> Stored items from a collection
+-------+

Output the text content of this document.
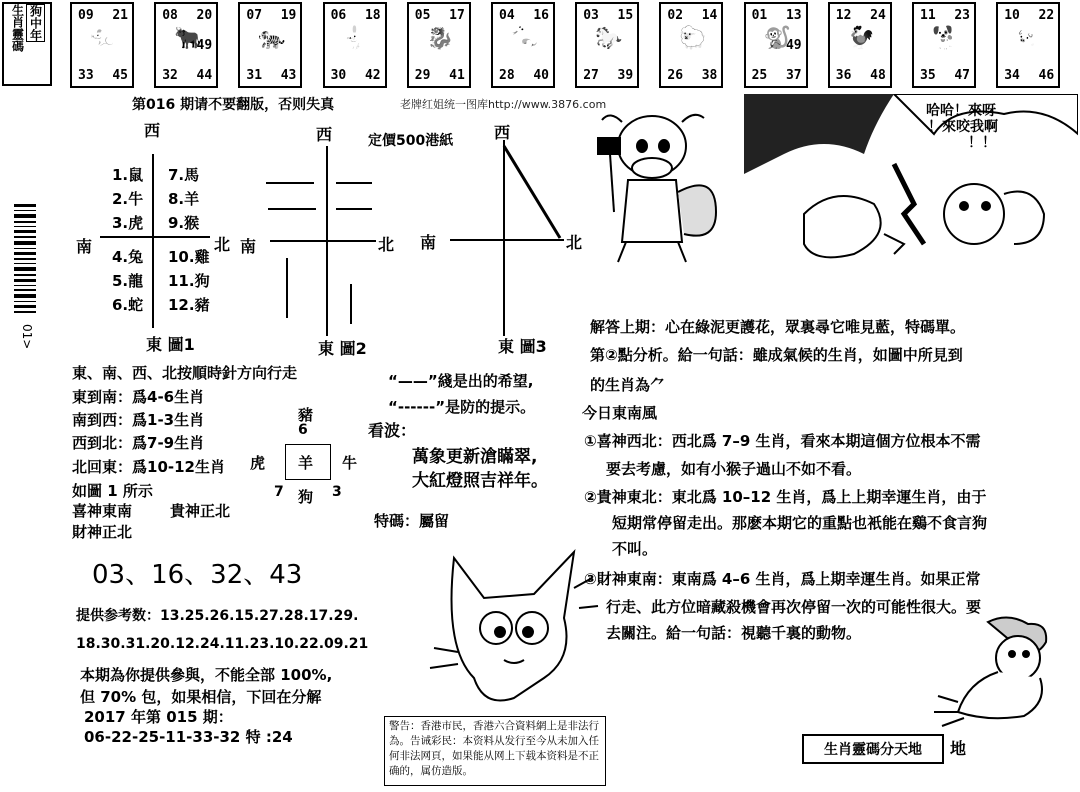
狗中年
生肖靈碼	09 21
33 45
🐀
08 20
32 44
49
🐂
07 19
31 43
🐅
06 18
30 42
🐇
05 17
29 41
🐉
04 16
28 40
🐍
03 15
27 39
🐎
02 14
26 38
🐑
01 13
25 37
49
🐒
12 24
36 48
🐓
11 23
35 47
🐕
10 22
34 46
🐖
第016 期请不要翻版，否则失真	老牌红姐统一图库http://www.3876.com
01>
西
南	北
1.鼠
2.牛
3.虎
4.兔
5.龍
6.蛇
7.馬
8.羊
9.猴
10.雞
11.狗
12.豬
東 圖1
西	定價500港紙
南	北
東 圖2
西
南	北
東 圖3
哈哈！來呀
！來咬我啊
！！
東、南、西、北按順時針方向行走
東到南：爲4-6生肖
南到西：爲1-3生肖
西到北：爲7-9生肖
北回東：爲10-12生肖
如圖 1 所示
喜神東南	貴神正北
財神正北
“——”綫是出的希望,
“------”是防的提示。
豬
6
虎 羊 牛
7 狗 3
看波：
萬象更新滄瞞翠,
大紅燈照吉祥年。
特碼：屬留
03、16、32、43
提供参考数：13.25.26.15.27.28.17.29.
18.30.31.20.12.24.11.23.10.22.09.21
本期為你提供參與，不能全部 100%,
但 70% 包，如果相信，下回在分解
2017 年第 015 期：
06-22-25-11-33-32 特 :24
警告：香港市民，香港六合資料網上是非法行為。告诫彩民：本资料从发行至今从未加入任何非法网頁，如果能从网上下载本资料是不正确的，属仿造版。
解答上期：心在綠泥更護花，眾裏尋它唯見藍，特碼單。
第②點分析。給一句話：雖成氣候的生肖，如圖中所見到
的生肖為⺈
今日東南風
①喜神西北：西北爲 7–9 生肖，看來本期這個方位根本不需
要去考慮，如有小猴子過山不如不看。
②貴神東北：東北爲 10–12 生肖，爲上上期幸運生肖，由于
短期常停留走出。那麽本期它的重點也衹能在鷄不食言狗
不叫。
③財神東南：東南爲 4–6 生肖，爲上期幸運生肖。如果正常
行走、此方位暗藏殺機會再次停留一次的可能性很大。要
去關注。給一句話：視聽千裏的動物。
生肖靈碼分天地	地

+-------+

> Exercise goal
Print all of the records shown above exactly, leaving out each picture.

> Exercise result
Output the text content of this document.
狗中年
生肖靈碼	09 21
33 45
🐀
08 20
32 44
49
🐂
07 19
31 43
🐅
06 18
30 42
🐇
05 17
29 41
🐉
04 16
28 40
🐍
03 15
27 39
🐎
02 14
26 38
🐑
01 13
25 37
49
🐒
12 24
36 48
🐓
11 23
35 47
🐕
10 22
34 46
🐖
第016 期请不要翻版，否则失真	老牌红姐统一图库http://www.3876.com
01>
西
南	北
1.鼠
2.牛
3.虎
4.兔
5.龍
6.蛇
7.馬
8.羊
9.猴
10.雞
11.狗
12.豬
東 圖1
西	定價500港紙
南	北
東 圖2
西
南	北
東 圖3
哈哈！來呀
！來咬我啊
！！
東、南、西、北按順時針方向行走
東到南：爲4-6生肖
南到西：爲1-3生肖
西到北：爲7-9生肖
北回東：爲10-12生肖
如圖 1 所示
喜神東南	貴神正北
財神正北
“——”綫是出的希望,
“------”是防的提示。
豬
6
虎 羊 牛
7 狗 3
看波：
萬象更新滄瞞翠,
大紅燈照吉祥年。
特碼：屬留
03、16、32、43
提供参考数：13.25.26.15.27.28.17.29.
18.30.31.20.12.24.11.23.10.22.09.21
本期為你提供參與，不能全部 100%,
但 70% 包，如果相信，下回在分解
2017 年第 015 期：
06-22-25-11-33-32 特 :24
警告：香港市民，香港六合資料網上是非法行為。告诫彩民：本资料从发行至今从未加入任何非法网頁，如果能从网上下载本资料是不正确的，属仿造版。
解答上期：心在綠泥更護花，眾裏尋它唯見藍，特碼單。
第②點分析。給一句話：雖成氣候的生肖，如圖中所見到
的生肖為⺈
今日東南風
①喜神西北：西北爲 7–9 生肖，看來本期這個方位根本不需
要去考慮，如有小猴子過山不如不看。
②貴神東北：東北爲 10–12 生肖，爲上上期幸運生肖，由于
短期常停留走出。那麽本期它的重點也衹能在鷄不食言狗
不叫。
③財神東南：東南爲 4–6 生肖，爲上期幸運生肖。如果正常
行走、此方位暗藏殺機會再次停留一次的可能性很大。要
去關注。給一句話：視聽千裏的動物。
生肖靈碼分天地	地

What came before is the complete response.